_Do this_: Every line with the string "Тамбовского" should be gathered.

_Raw data_:
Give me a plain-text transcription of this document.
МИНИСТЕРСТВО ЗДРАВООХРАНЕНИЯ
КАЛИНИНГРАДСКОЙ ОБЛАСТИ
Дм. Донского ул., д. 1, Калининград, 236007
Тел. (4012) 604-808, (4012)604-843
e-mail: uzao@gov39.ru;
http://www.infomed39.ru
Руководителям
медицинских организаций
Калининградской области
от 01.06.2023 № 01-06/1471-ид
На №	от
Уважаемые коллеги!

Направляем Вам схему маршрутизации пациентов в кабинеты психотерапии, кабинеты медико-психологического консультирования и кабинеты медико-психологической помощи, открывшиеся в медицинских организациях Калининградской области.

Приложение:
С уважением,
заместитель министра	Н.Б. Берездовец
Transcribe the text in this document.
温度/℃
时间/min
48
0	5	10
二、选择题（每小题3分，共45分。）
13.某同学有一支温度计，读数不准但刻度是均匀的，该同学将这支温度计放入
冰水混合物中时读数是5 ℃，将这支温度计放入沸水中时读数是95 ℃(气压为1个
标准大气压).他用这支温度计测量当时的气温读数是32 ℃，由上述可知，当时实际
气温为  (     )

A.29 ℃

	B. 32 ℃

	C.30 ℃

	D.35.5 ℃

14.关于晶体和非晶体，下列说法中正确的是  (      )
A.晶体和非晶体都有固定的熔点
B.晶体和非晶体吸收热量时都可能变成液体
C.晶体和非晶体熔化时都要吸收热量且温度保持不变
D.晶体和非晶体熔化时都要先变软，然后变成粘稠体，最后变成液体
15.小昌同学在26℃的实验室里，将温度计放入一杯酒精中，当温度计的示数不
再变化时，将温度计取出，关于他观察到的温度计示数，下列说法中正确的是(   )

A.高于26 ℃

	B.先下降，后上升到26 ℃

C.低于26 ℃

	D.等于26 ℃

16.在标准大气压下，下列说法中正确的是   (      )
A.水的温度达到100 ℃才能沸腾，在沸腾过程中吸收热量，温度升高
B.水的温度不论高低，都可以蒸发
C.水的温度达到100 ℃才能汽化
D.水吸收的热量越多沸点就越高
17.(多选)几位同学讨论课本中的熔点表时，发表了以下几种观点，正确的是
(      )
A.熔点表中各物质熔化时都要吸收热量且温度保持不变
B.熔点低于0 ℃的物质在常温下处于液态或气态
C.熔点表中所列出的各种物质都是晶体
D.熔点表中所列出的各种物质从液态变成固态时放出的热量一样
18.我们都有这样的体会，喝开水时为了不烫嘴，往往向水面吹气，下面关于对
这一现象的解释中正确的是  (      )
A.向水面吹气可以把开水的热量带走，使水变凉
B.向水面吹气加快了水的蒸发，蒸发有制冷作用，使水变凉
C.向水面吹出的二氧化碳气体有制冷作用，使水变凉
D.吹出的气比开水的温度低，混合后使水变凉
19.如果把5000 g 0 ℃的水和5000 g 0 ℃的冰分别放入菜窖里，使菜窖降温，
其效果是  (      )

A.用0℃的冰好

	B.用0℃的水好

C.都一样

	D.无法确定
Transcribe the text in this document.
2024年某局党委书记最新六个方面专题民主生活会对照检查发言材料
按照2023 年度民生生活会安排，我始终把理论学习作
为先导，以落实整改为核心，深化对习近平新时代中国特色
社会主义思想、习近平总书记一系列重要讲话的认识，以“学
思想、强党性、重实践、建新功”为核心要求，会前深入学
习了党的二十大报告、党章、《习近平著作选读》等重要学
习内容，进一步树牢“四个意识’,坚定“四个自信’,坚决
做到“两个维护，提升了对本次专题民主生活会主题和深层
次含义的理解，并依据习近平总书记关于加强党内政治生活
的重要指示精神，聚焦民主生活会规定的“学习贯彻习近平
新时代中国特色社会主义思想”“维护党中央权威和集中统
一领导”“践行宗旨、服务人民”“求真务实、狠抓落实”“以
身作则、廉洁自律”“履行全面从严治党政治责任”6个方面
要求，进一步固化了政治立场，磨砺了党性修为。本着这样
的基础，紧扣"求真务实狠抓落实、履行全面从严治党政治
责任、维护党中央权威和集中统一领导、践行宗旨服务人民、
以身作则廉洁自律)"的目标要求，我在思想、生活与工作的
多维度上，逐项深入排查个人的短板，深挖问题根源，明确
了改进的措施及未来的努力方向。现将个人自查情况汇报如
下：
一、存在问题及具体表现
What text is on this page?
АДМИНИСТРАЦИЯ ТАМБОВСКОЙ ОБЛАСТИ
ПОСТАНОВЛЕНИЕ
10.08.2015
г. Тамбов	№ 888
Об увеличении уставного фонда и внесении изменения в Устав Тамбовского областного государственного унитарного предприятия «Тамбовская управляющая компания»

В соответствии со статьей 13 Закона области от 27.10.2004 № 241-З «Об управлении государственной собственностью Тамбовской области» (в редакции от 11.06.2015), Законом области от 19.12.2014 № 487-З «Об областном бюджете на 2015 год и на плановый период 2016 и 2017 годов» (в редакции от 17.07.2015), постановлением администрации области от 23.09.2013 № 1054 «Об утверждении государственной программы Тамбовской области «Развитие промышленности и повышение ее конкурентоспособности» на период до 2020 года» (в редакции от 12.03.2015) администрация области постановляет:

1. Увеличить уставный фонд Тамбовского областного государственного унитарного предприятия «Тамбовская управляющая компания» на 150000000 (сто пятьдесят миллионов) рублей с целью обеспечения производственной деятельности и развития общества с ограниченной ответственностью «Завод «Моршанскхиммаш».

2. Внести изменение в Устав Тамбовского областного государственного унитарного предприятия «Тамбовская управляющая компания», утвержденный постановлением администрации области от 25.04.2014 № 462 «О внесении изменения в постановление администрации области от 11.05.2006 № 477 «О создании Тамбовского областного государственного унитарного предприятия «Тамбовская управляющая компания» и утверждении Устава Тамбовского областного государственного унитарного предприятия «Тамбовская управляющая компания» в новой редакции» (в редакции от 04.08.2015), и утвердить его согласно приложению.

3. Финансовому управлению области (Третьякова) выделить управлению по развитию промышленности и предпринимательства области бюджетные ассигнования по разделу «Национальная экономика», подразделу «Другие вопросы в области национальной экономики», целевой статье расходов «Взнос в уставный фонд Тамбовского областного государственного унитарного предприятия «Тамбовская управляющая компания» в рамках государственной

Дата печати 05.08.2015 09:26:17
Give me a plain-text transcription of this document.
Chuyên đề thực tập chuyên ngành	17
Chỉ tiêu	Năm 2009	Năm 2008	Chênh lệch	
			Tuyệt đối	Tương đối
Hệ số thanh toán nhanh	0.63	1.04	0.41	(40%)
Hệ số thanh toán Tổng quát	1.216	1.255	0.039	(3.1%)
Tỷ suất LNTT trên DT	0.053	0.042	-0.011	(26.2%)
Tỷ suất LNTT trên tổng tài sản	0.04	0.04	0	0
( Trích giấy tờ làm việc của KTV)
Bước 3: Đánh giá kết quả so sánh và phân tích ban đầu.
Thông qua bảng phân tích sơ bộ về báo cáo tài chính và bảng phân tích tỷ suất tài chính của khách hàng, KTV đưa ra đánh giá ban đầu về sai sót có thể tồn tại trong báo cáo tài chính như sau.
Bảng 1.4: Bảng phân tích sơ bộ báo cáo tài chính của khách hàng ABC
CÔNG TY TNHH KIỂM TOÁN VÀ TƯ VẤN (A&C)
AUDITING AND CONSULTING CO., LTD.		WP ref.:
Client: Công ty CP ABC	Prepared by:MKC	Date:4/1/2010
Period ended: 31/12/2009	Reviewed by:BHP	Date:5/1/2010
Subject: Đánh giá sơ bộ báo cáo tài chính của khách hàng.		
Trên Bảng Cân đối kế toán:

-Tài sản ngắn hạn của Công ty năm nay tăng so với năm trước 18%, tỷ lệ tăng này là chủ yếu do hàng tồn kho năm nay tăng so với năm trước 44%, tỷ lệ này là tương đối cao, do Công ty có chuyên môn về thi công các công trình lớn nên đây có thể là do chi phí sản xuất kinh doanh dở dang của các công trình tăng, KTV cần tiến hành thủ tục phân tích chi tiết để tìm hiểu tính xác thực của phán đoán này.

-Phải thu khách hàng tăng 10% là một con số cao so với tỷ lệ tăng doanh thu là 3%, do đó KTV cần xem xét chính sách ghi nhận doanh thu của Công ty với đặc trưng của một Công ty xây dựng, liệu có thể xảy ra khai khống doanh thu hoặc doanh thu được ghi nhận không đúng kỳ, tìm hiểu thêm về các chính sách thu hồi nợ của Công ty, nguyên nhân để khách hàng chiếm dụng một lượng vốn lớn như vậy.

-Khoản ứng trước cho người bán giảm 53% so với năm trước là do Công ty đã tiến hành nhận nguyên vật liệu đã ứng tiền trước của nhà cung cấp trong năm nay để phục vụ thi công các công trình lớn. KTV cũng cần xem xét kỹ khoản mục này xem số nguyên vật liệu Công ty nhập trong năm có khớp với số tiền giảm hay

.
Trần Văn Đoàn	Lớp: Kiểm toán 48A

_Final answer_:
Об увеличении уставного фонда и внесении изменения в Устав Тамбовского областного государственного унитарного предприятия «Тамбовская управляющая компания»
1. Увеличить уставный фонд Тамбовского областного государственного унитарного предприятия «Тамбовская управляющая компания» на 150000000 (сто пятьдесят миллионов) рублей с целью обеспечения производственной деятельности и развития общества с ограниченной ответственностью «Завод «Моршанскхиммаш».
2. Внести изменение в Устав Тамбовского областного государственного унитарного предприятия «Тамбовская управляющая компания», утвержденный постановлением администрации области от 25.04.2014 № 462 «О внесении изменения в постановление администрации области от 11.05.2006 № 477 «О создании Тамбовского областного государственного унитарного предприятия «Тамбовская управляющая компания» и утверждении Устава Тамбовского областного государственного унитарного предприятия «Тамбовская управляющая компания» в новой редакции» (в редакции от 04.08.2015), и утвердить его согласно приложению.
3. Финансовому управлению области (Третьякова) выделить управлению по развитию промышленности и предпринимательства области бюджетные ассигнования по разделу «Национальная экономика», подразделу «Другие вопросы в области национальной экономики», целевой статье расходов «Взнос в уставный фонд Тамбовского областного государственного унитарного предприятия «Тамбовская управляющая компания» в рамках государственной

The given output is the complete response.